Exercise objective —
Identify each line containing the word "Generator" and copy it.

[Start of Records for the task]

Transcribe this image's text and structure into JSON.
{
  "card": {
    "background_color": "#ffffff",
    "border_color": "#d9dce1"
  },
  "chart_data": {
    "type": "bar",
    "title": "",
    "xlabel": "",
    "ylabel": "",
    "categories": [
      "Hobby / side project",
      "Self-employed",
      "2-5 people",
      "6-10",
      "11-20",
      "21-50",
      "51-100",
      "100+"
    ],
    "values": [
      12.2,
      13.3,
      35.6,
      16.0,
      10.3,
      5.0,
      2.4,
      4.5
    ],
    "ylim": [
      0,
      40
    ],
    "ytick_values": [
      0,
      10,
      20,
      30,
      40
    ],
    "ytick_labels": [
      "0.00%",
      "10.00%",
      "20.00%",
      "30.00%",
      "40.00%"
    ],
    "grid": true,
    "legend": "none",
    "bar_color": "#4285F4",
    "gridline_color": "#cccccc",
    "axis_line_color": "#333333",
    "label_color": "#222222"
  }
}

[End of Records for the task]
[Start of Records for the task]

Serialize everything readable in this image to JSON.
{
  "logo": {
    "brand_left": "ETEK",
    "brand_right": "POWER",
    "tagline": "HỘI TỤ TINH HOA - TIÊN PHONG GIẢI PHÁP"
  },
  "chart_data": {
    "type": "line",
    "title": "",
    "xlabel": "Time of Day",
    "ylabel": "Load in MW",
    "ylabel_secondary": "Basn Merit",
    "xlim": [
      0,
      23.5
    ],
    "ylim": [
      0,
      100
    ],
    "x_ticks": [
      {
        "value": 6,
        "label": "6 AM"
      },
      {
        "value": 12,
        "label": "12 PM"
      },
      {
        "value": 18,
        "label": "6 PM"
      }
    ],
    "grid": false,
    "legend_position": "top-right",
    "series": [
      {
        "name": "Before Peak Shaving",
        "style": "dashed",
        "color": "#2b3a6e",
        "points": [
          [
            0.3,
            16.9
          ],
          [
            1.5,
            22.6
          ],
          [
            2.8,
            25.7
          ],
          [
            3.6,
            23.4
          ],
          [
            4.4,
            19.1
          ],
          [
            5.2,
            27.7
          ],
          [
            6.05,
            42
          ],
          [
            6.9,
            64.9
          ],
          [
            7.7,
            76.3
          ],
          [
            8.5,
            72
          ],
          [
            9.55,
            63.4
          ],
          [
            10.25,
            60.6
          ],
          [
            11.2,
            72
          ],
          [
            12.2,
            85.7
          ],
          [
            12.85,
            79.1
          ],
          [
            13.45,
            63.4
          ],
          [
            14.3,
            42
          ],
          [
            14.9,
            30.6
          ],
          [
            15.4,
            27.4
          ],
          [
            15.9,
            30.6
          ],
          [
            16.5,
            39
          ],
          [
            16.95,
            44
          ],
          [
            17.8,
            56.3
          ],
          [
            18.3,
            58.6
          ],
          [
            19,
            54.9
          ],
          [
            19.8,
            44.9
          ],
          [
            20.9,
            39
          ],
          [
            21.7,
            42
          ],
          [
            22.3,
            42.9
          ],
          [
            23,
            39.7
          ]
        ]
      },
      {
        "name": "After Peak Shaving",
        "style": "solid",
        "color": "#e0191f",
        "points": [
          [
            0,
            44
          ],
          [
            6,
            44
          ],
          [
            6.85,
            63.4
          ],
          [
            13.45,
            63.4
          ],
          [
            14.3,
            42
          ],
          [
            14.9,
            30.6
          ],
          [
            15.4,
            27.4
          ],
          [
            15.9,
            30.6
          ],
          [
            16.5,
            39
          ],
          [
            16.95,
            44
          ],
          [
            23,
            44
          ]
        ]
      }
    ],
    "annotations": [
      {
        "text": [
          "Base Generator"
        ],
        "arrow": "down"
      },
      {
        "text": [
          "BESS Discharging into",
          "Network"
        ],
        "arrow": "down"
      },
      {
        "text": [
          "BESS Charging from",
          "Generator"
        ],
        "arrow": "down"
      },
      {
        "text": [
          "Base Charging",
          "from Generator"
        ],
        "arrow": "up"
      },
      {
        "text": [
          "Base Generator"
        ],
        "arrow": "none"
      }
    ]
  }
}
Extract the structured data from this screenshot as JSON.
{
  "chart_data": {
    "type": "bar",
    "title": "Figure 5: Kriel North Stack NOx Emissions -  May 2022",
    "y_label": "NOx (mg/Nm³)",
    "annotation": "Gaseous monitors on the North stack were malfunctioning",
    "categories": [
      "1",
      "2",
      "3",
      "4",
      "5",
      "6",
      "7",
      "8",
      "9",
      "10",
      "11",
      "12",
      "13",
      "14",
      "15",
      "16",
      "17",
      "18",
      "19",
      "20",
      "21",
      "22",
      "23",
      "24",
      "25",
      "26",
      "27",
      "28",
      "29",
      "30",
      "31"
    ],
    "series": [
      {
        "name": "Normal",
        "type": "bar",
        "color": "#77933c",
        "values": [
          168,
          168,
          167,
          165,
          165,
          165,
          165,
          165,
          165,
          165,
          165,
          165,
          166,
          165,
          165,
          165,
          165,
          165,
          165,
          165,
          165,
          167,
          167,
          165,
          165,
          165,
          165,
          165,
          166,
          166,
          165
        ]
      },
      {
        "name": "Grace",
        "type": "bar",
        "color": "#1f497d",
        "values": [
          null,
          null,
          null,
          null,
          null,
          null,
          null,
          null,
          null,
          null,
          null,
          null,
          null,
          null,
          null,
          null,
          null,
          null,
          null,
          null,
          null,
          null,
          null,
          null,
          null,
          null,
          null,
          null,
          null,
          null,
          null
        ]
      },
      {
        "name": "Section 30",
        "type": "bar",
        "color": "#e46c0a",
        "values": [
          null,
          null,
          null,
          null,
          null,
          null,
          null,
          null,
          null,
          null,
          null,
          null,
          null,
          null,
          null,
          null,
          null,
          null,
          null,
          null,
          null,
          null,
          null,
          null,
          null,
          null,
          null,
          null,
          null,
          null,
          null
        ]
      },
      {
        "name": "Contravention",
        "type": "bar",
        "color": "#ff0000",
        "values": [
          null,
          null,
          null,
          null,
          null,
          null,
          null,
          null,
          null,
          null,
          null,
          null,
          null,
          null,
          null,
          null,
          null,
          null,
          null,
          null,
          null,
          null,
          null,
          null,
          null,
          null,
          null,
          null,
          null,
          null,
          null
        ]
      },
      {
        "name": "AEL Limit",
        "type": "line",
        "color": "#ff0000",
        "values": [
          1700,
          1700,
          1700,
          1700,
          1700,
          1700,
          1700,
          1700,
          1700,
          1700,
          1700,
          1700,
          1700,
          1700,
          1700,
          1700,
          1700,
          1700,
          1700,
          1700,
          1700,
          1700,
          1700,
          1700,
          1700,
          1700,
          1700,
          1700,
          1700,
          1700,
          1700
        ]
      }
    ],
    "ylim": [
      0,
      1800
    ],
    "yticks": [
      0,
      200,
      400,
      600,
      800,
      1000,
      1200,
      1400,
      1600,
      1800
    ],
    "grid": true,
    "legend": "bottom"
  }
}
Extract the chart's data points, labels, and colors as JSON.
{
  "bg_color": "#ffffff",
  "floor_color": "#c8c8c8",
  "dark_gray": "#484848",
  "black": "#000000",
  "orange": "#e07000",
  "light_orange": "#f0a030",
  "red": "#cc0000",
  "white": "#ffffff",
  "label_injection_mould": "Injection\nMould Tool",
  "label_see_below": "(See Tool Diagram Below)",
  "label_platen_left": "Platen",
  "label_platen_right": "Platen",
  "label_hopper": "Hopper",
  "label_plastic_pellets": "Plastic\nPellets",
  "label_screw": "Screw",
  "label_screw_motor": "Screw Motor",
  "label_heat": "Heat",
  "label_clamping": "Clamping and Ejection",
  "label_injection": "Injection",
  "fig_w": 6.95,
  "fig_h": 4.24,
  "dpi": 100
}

[End of Records for the task]

Final answer —
          "Base Generator"
          "Generator"
          "from Generator"
          "Base Generator"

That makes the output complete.